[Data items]
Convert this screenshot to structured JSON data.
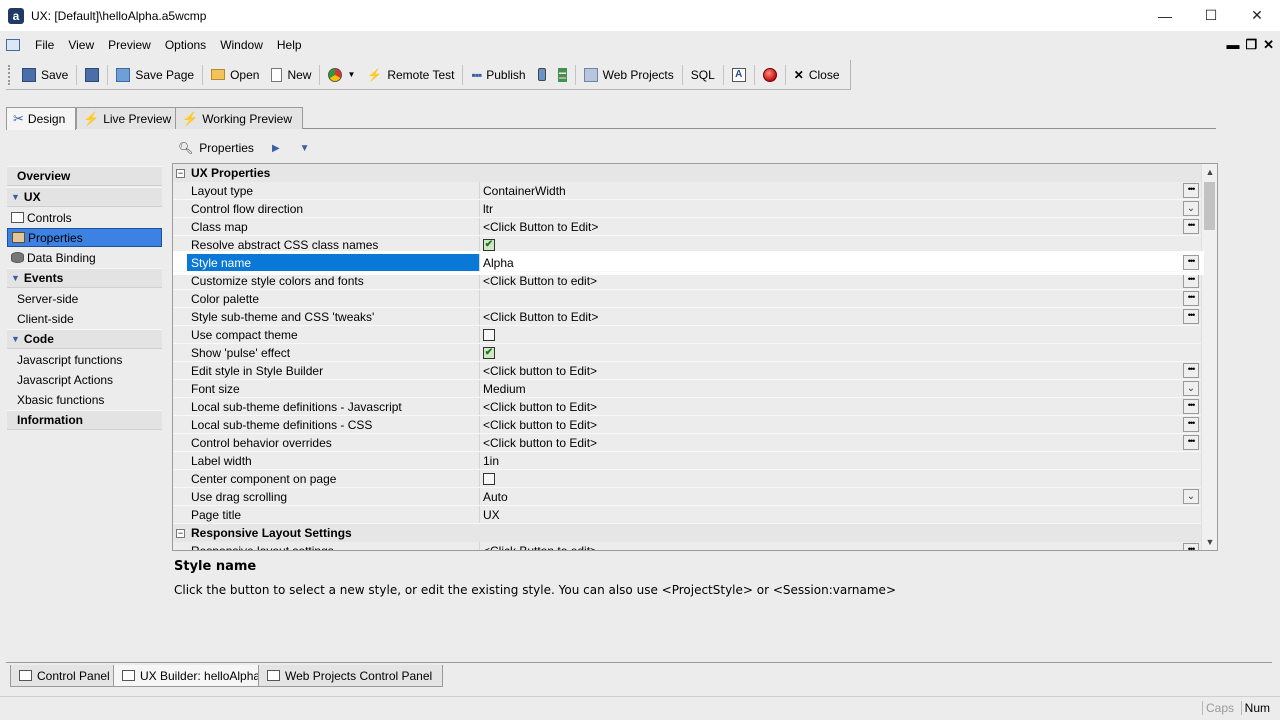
{
  "window": {
    "title": "UX: [Default]\\helloAlpha.a5wcmp",
    "minimize": "—",
    "maximize": "☐",
    "close": "✕"
  },
  "menu": {
    "items": [
      "File",
      "View",
      "Preview",
      "Options",
      "Window",
      "Help"
    ]
  },
  "toolbar": {
    "save": "Save",
    "save_page": "Save Page",
    "open": "Open",
    "new": "New",
    "remote_test": "Remote Test",
    "publish": "Publish",
    "web_projects": "Web Projects",
    "sql": "SQL",
    "close": "Close"
  },
  "tabs": [
    {
      "label": "Design",
      "active": true
    },
    {
      "label": "Live Preview",
      "active": false
    },
    {
      "label": "Working Preview",
      "active": false
    }
  ],
  "nav": {
    "overview": "Overview",
    "ux": "UX",
    "controls": "Controls",
    "properties": "Properties",
    "data_binding": "Data Binding",
    "events": "Events",
    "server_side": "Server-side",
    "client_side": "Client-side",
    "code": "Code",
    "js_functions": "Javascript functions",
    "js_actions": "Javascript Actions",
    "xbasic_functions": "Xbasic functions",
    "information": "Information"
  },
  "properties_header": "Properties",
  "grid": {
    "category_ux": "UX Properties",
    "category_responsive": "Responsive Layout Settings",
    "rows": [
      {
        "name": "Layout type",
        "value": "ContainerWidth",
        "ctrl": "ellipsis"
      },
      {
        "name": "Control flow direction",
        "value": "ltr",
        "ctrl": "dropdown"
      },
      {
        "name": "Class map",
        "value": "<Click Button to Edit>",
        "ctrl": "ellipsis"
      },
      {
        "name": "Resolve abstract CSS class names",
        "value": "",
        "ctrl": "checkbox",
        "checked": true
      },
      {
        "name": "Style name",
        "value": "Alpha",
        "ctrl": "ellipsis",
        "selected": true
      },
      {
        "name": "Customize style colors and fonts",
        "value": "<Click Button to edit>",
        "ctrl": "ellipsis"
      },
      {
        "name": "Color palette",
        "value": "",
        "ctrl": "ellipsis"
      },
      {
        "name": "Style sub-theme and CSS 'tweaks'",
        "value": "<Click Button to Edit>",
        "ctrl": "ellipsis"
      },
      {
        "name": "Use compact theme",
        "value": "",
        "ctrl": "checkbox",
        "checked": false
      },
      {
        "name": "Show 'pulse' effect",
        "value": "",
        "ctrl": "checkbox",
        "checked": true
      },
      {
        "name": "Edit style in Style Builder",
        "value": "<Click button to Edit>",
        "ctrl": "ellipsis"
      },
      {
        "name": "Font size",
        "value": "Medium",
        "ctrl": "dropdown"
      },
      {
        "name": "Local sub-theme definitions - Javascript",
        "value": "<Click button to Edit>",
        "ctrl": "ellipsis"
      },
      {
        "name": "Local sub-theme definitions - CSS",
        "value": "<Click button to Edit>",
        "ctrl": "ellipsis"
      },
      {
        "name": "Control behavior overrides",
        "value": "<Click button to Edit>",
        "ctrl": "ellipsis"
      },
      {
        "name": "Label width",
        "value": "1in",
        "ctrl": "none"
      },
      {
        "name": "Center component on page",
        "value": "",
        "ctrl": "checkbox",
        "checked": false
      },
      {
        "name": "Use drag scrolling",
        "value": "Auto",
        "ctrl": "dropdown"
      },
      {
        "name": "Page title",
        "value": "UX",
        "ctrl": "none"
      }
    ],
    "responsive_rows": [
      {
        "name": "Responsive layout settings",
        "value": "<Click Button to edit>",
        "ctrl": "ellipsis"
      }
    ]
  },
  "description": {
    "title": "Style name",
    "text": "Click the button to select a new style, or edit the existing style. You can also use <ProjectStyle> or <Session:varname>"
  },
  "bottom_tabs": [
    {
      "label": "Control Panel",
      "active": false
    },
    {
      "label": "UX Builder: helloAlpha",
      "active": true
    },
    {
      "label": "Web Projects Control Panel",
      "active": false
    }
  ],
  "status": {
    "caps": "Caps",
    "num": "Num"
  },
  "colors": {
    "selection": "#0a78d7",
    "nav_selected": "#3c82e3",
    "accent": "#3b5ea4"
  }
}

TASK REQUIREMENTS
Going through the entries above, report how many lines include the string "Properties". The number alone is the answer.

COMPLETED TASK
3